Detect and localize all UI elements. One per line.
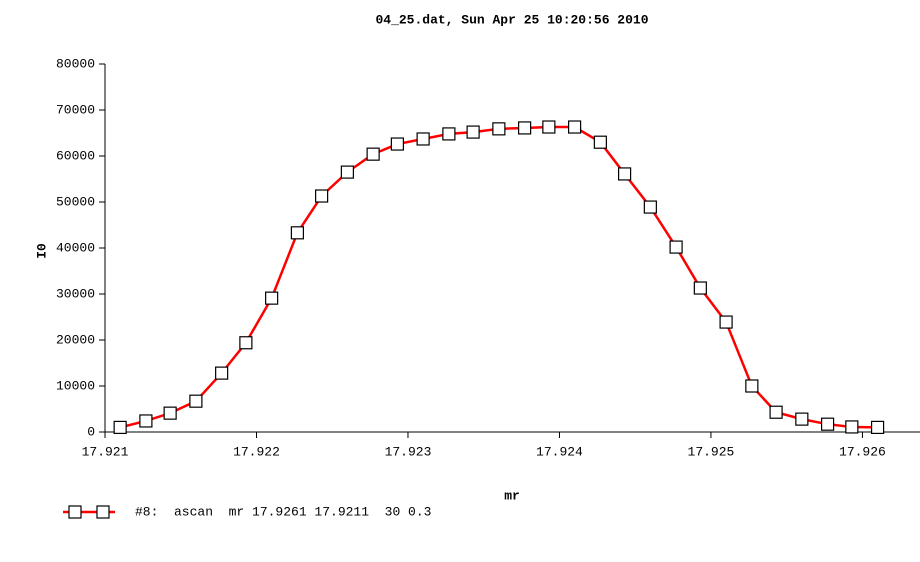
data-point	[870, 420, 885, 434]
chart-title: 04_25.dat, Sun Apr 25 10:20:56 2010	[375, 12, 648, 27]
data-point	[315, 189, 329, 203]
data-point	[618, 167, 632, 181]
data-point	[390, 137, 404, 151]
data-point	[340, 165, 354, 179]
data-point	[215, 366, 229, 380]
data-point	[239, 336, 253, 350]
data-point	[416, 132, 430, 146]
x-tick-label: 17.926	[839, 444, 886, 459]
data-point	[366, 147, 380, 161]
x-axis-label: mr	[504, 488, 520, 503]
data-point	[845, 420, 859, 434]
data-point	[139, 414, 153, 428]
y-tick-label: 0	[87, 424, 95, 439]
y-tick-label: 80000	[56, 56, 95, 71]
data-point	[442, 127, 456, 141]
data-point	[769, 405, 783, 419]
data-point	[693, 281, 707, 295]
y-tick-label: 30000	[56, 286, 95, 301]
data-point	[492, 122, 506, 136]
y-tick-label: 60000	[56, 148, 95, 163]
x-tick-label: 17.925	[688, 444, 735, 459]
data-point	[189, 394, 203, 408]
data-point	[593, 135, 607, 149]
x-tick-label: 17.921	[82, 444, 129, 459]
x-tick-label: 17.923	[385, 444, 432, 459]
data-point	[820, 417, 835, 431]
y-tick-label: 50000	[56, 194, 95, 209]
data-point	[795, 412, 809, 426]
y-tick-label: 70000	[56, 102, 95, 117]
data-point	[542, 120, 556, 134]
data-point	[669, 240, 683, 254]
x-tick-label: 17.924	[536, 444, 583, 459]
data-point	[290, 226, 304, 240]
data-point	[643, 200, 657, 214]
data-line	[119, 125, 878, 429]
legend-marker	[96, 505, 110, 519]
data-point	[113, 420, 127, 434]
data-point	[518, 121, 532, 135]
data-point	[163, 406, 177, 420]
y-tick-label: 20000	[56, 332, 95, 347]
x-tick-label: 17.922	[233, 444, 280, 459]
y-axis-label: I0	[34, 243, 49, 259]
legend-label: #8: ascan mr 17.9261 17.9211 30 0.3	[135, 504, 431, 519]
data-point	[745, 379, 759, 393]
data-point	[265, 291, 279, 305]
data-point	[568, 120, 582, 134]
legend-marker	[68, 505, 82, 519]
y-tick-label: 10000	[56, 378, 95, 393]
data-point	[466, 125, 480, 139]
data-point	[719, 315, 733, 329]
y-tick-label: 40000	[56, 240, 95, 255]
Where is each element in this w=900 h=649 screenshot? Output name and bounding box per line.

▬▬▬▬▬▬

Write out again, unchanged, every line of the material from the one that contains "420, 885, 434]" through the last line, with both of those lines included.

data-point	[870, 420, 885, 434]
chart-title: 04_25.dat, Sun Apr 25 10:20:56 2010	[375, 12, 648, 27]
data-point	[315, 189, 329, 203]
data-point	[618, 167, 632, 181]
data-point	[390, 137, 404, 151]
data-point	[340, 165, 354, 179]
data-point	[215, 366, 229, 380]
data-point	[239, 336, 253, 350]
data-point	[416, 132, 430, 146]
x-tick-label: 17.926	[839, 444, 886, 459]
data-point	[366, 147, 380, 161]
x-axis-label: mr	[504, 488, 520, 503]
data-point	[845, 420, 859, 434]
data-point	[139, 414, 153, 428]
y-tick-label: 0	[87, 424, 95, 439]
y-tick-label: 80000	[56, 56, 95, 71]
data-point	[442, 127, 456, 141]
data-point	[769, 405, 783, 419]
data-point	[693, 281, 707, 295]
y-tick-label: 30000	[56, 286, 95, 301]
data-point	[492, 122, 506, 136]
y-tick-label: 60000	[56, 148, 95, 163]
x-tick-label: 17.925	[688, 444, 735, 459]
data-point	[189, 394, 203, 408]
data-point	[593, 135, 607, 149]
x-tick-label: 17.921	[82, 444, 129, 459]
x-tick-label: 17.923	[385, 444, 432, 459]
data-point	[820, 417, 835, 431]
y-tick-label: 50000	[56, 194, 95, 209]
data-point	[795, 412, 809, 426]
y-tick-label: 70000	[56, 102, 95, 117]
data-point	[542, 120, 556, 134]
data-point	[669, 240, 683, 254]
x-tick-label: 17.924	[536, 444, 583, 459]
data-point	[290, 226, 304, 240]
data-point	[643, 200, 657, 214]
data-line	[119, 125, 878, 429]
legend-marker	[96, 505, 110, 519]
data-point	[113, 420, 127, 434]
data-point	[518, 121, 532, 135]
data-point	[163, 406, 177, 420]
y-tick-label: 20000	[56, 332, 95, 347]
x-tick-label: 17.922	[233, 444, 280, 459]
y-axis-label: I0	[34, 243, 49, 259]
legend-label: #8: ascan mr 17.9261 17.9211 30 0.3	[135, 504, 431, 519]
data-point	[745, 379, 759, 393]
data-point	[265, 291, 279, 305]
data-point	[568, 120, 582, 134]
legend-marker	[68, 505, 82, 519]
y-tick-label: 10000	[56, 378, 95, 393]
data-point	[466, 125, 480, 139]
data-point	[719, 315, 733, 329]
y-tick-label: 40000	[56, 240, 95, 255]
Where is each element in this w=900 h=649 screenshot? Output name and bounding box per line.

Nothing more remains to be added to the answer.